_Task statement:_
Return the whole listing, line for line, without the pictures in it.

>> BEGIN Supplied information

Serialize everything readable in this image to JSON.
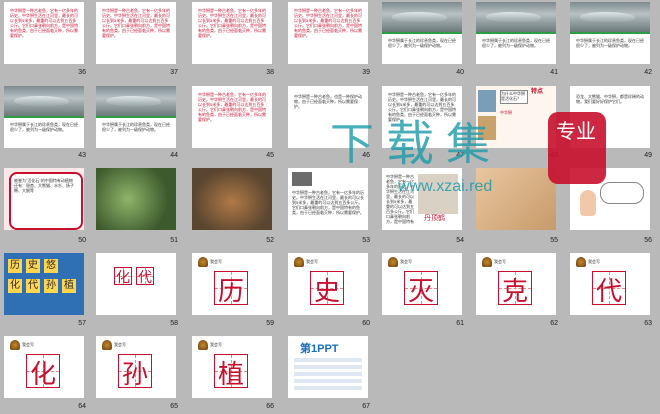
{
  "numbers": [
    "36",
    "37",
    "38",
    "39",
    "40",
    "41",
    "42",
    "43",
    "44",
    "45",
    "46",
    "47",
    "48",
    "49",
    "50",
    "51",
    "52",
    "53",
    "54",
    "55",
    "56",
    "57",
    "58",
    "59",
    "60",
    "61",
    "62",
    "63",
    "64",
    "65",
    "66",
    "67"
  ],
  "para_text": "中华鲟是一种古老鱼，它有一亿多年的历史。中华鲟生活在江河里，最长的可以长到5米多，最重的可以达到五百多公斤。它们口鼻张朝向前方，是中国特有的鱼类，由于已经面临灭种，所以需要保护。",
  "sturgeon_caption": "中华鲟属于长江的珍贵鱼类，现在已经很少了，被列为一级保护动物。",
  "slide46_text": "中华鲟是一种古老鱼，也是一种保护动物，由于已经面临灭种，所以需要保护。",
  "slide48": {
    "t1": "为什么中华鲟是活化石？",
    "t2": "特点",
    "t3": "中华鲟"
  },
  "slide49_text": "恐龙、大熊猫、中华鲟，都是珍稀的动物，我们要好好保护它们。",
  "slide50_text": "被誉为\"活化石\"的中国特有动植物还有：银杏、大熊猫、水杉、扬子鳄、大鲵等",
  "slide55": {
    "label": "丹顶鹤"
  },
  "chars_57": [
    "历",
    "史",
    "悠",
    "化",
    "代",
    "孙",
    "植"
  ],
  "slide58_chars": [
    "化",
    "代"
  ],
  "writing_chars": [
    "历",
    "史",
    "灭",
    "克",
    "代",
    "化",
    "孙",
    "植"
  ],
  "tag_label": "我会写",
  "watermark": {
    "big1": "下",
    "big2": "载",
    "big3": "集",
    "pro": "专业",
    "url": "www.xzai.red"
  },
  "slide67": {
    "brand": "第1PPT"
  },
  "colors": {
    "accent_red": "#c8102e",
    "green": "#2e9e44",
    "teal": "#1b9aa8"
  }
}
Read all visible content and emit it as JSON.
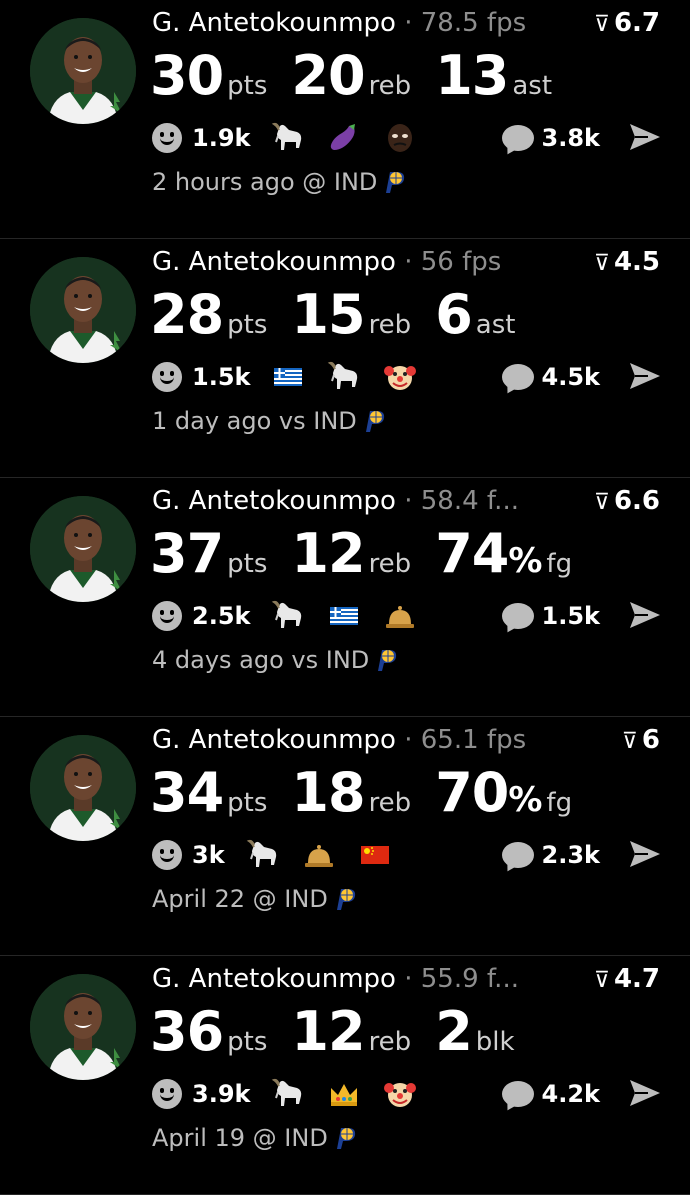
{
  "feed": [
    {
      "name": "G. Antetokounmpo",
      "fps": "· 78.5 fps",
      "rating": "6.7",
      "stats": [
        {
          "num": "30",
          "unit": "pts"
        },
        {
          "num": "20",
          "unit": "reb"
        },
        {
          "num": "13",
          "unit": "ast"
        }
      ],
      "reactions": "1.9k",
      "emojis": [
        "goat-emoji",
        "eggplant-emoji",
        "face-emoji"
      ],
      "comments": "3.8k",
      "time": "2 hours ago @ IND"
    },
    {
      "name": "G. Antetokounmpo",
      "fps": "· 56 fps",
      "rating": "4.5",
      "stats": [
        {
          "num": "28",
          "unit": "pts"
        },
        {
          "num": "15",
          "unit": "reb"
        },
        {
          "num": "6",
          "unit": "ast"
        }
      ],
      "reactions": "1.5k",
      "emojis": [
        "greece-flag-emoji",
        "goat-emoji",
        "clown-emoji"
      ],
      "comments": "4.5k",
      "time": "1 day ago vs IND"
    },
    {
      "name": "G. Antetokounmpo",
      "fps": "· 58.4 f...",
      "rating": "6.6",
      "stats": [
        {
          "num": "37",
          "unit": "pts"
        },
        {
          "num": "12",
          "unit": "reb"
        },
        {
          "num": "74",
          "pct": "%",
          "unit": "fg"
        }
      ],
      "reactions": "2.5k",
      "emojis": [
        "goat-emoji",
        "greece-flag-emoji",
        "bell-emoji"
      ],
      "comments": "1.5k",
      "time": "4 days ago vs IND"
    },
    {
      "name": "G. Antetokounmpo",
      "fps": "· 65.1 fps",
      "rating": "6",
      "stats": [
        {
          "num": "34",
          "unit": "pts"
        },
        {
          "num": "18",
          "unit": "reb"
        },
        {
          "num": "70",
          "pct": "%",
          "unit": "fg"
        }
      ],
      "reactions": "3k",
      "emojis": [
        "goat-emoji",
        "bell-emoji",
        "china-flag-emoji"
      ],
      "comments": "2.3k",
      "time": "April 22 @ IND"
    },
    {
      "name": "G. Antetokounmpo",
      "fps": "· 55.9 f...",
      "rating": "4.7",
      "stats": [
        {
          "num": "36",
          "unit": "pts"
        },
        {
          "num": "12",
          "unit": "reb"
        },
        {
          "num": "2",
          "unit": "blk"
        }
      ],
      "reactions": "3.9k",
      "emojis": [
        "goat-emoji",
        "crown-emoji",
        "clown-emoji"
      ],
      "comments": "4.2k",
      "time": "April 19 @ IND"
    }
  ],
  "colors": {
    "background": "#000000",
    "muted": "#8e8e8e",
    "icon": "#bdbdbd",
    "pacers_gold": "#ffc633",
    "pacers_blue": "#1c3f94",
    "bucks_green": "#17331f"
  }
}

>> END Supplied information

_Answer to the exercise:_
Serialize everything readable in this image to JSON.
{
  "numbers": [
    "36",
    "37",
    "38",
    "39",
    "40",
    "41",
    "42",
    "43",
    "44",
    "45",
    "46",
    "47",
    "48",
    "49",
    "50",
    "51",
    "52",
    "53",
    "54",
    "55",
    "56",
    "57",
    "58",
    "59",
    "60",
    "61",
    "62",
    "63",
    "64",
    "65",
    "66",
    "67"
  ],
  "para_text": "中华鲟是一种古老鱼，它有一亿多年的历史。中华鲟生活在江河里，最长的可以长到5米多，最重的可以达到五百多公斤。它们口鼻张朝向前方，是中国特有的鱼类，由于已经面临灭种，所以需要保护。",
  "sturgeon_caption": "中华鲟属于长江的珍贵鱼类，现在已经很少了，被列为一级保护动物。",
  "slide46_text": "中华鲟是一种古老鱼，也是一种保护动物，由于已经面临灭种，所以需要保护。",
  "slide48": {
    "t1": "为什么中华鲟是活化石？",
    "t2": "特点",
    "t3": "中华鲟"
  },
  "slide49_text": "恐龙、大熊猫、中华鲟，都是珍稀的动物，我们要好好保护它们。",
  "slide50_text": "被誉为\"活化石\"的中国特有动植物还有：银杏、大熊猫、水杉、扬子鳄、大鲵等",
  "slide55": {
    "label": "丹顶鹤"
  },
  "chars_57": [
    "历",
    "史",
    "悠",
    "化",
    "代",
    "孙",
    "植"
  ],
  "slide58_chars": [
    "化",
    "代"
  ],
  "writing_chars": [
    "历",
    "史",
    "灭",
    "克",
    "代",
    "化",
    "孙",
    "植"
  ],
  "tag_label": "我会写",
  "watermark": {
    "big1": "下",
    "big2": "载",
    "big3": "集",
    "pro": "专业",
    "url": "www.xzai.red"
  },
  "slide67": {
    "brand": "第1PPT"
  },
  "colors": {
    "accent_red": "#c8102e",
    "green": "#2e9e44",
    "teal": "#1b9aa8"
  }
}
Read all visible content and emit it as JSON.
{
  "feed": [
    {
      "name": "G. Antetokounmpo",
      "fps": "· 78.5 fps",
      "rating": "6.7",
      "stats": [
        {
          "num": "30",
          "unit": "pts"
        },
        {
          "num": "20",
          "unit": "reb"
        },
        {
          "num": "13",
          "unit": "ast"
        }
      ],
      "reactions": "1.9k",
      "emojis": [
        "goat-emoji",
        "eggplant-emoji",
        "face-emoji"
      ],
      "comments": "3.8k",
      "time": "2 hours ago @ IND"
    },
    {
      "name": "G. Antetokounmpo",
      "fps": "· 56 fps",
      "rating": "4.5",
      "stats": [
        {
          "num": "28",
          "unit": "pts"
        },
        {
          "num": "15",
          "unit": "reb"
        },
        {
          "num": "6",
          "unit": "ast"
        }
      ],
      "reactions": "1.5k",
      "emojis": [
        "greece-flag-emoji",
        "goat-emoji",
        "clown-emoji"
      ],
      "comments": "4.5k",
      "time": "1 day ago vs IND"
    },
    {
      "name": "G. Antetokounmpo",
      "fps": "· 58.4 f...",
      "rating": "6.6",
      "stats": [
        {
          "num": "37",
          "unit": "pts"
        },
        {
          "num": "12",
          "unit": "reb"
        },
        {
          "num": "74",
          "pct": "%",
          "unit": "fg"
        }
      ],
      "reactions": "2.5k",
      "emojis": [
        "goat-emoji",
        "greece-flag-emoji",
        "bell-emoji"
      ],
      "comments": "1.5k",
      "time": "4 days ago vs IND"
    },
    {
      "name": "G. Antetokounmpo",
      "fps": "· 65.1 fps",
      "rating": "6",
      "stats": [
        {
          "num": "34",
          "unit": "pts"
        },
        {
          "num": "18",
          "unit": "reb"
        },
        {
          "num": "70",
          "pct": "%",
          "unit": "fg"
        }
      ],
      "reactions": "3k",
      "emojis": [
        "goat-emoji",
        "bell-emoji",
        "china-flag-emoji"
      ],
      "comments": "2.3k",
      "time": "April 22 @ IND"
    },
    {
      "name": "G. Antetokounmpo",
      "fps": "· 55.9 f...",
      "rating": "4.7",
      "stats": [
        {
          "num": "36",
          "unit": "pts"
        },
        {
          "num": "12",
          "unit": "reb"
        },
        {
          "num": "2",
          "unit": "blk"
        }
      ],
      "reactions": "3.9k",
      "emojis": [
        "goat-emoji",
        "crown-emoji",
        "clown-emoji"
      ],
      "comments": "4.2k",
      "time": "April 19 @ IND"
    }
  ],
  "colors": {
    "background": "#000000",
    "muted": "#8e8e8e",
    "icon": "#bdbdbd",
    "pacers_gold": "#ffc633",
    "pacers_blue": "#1c3f94",
    "bucks_green": "#17331f"
  }
}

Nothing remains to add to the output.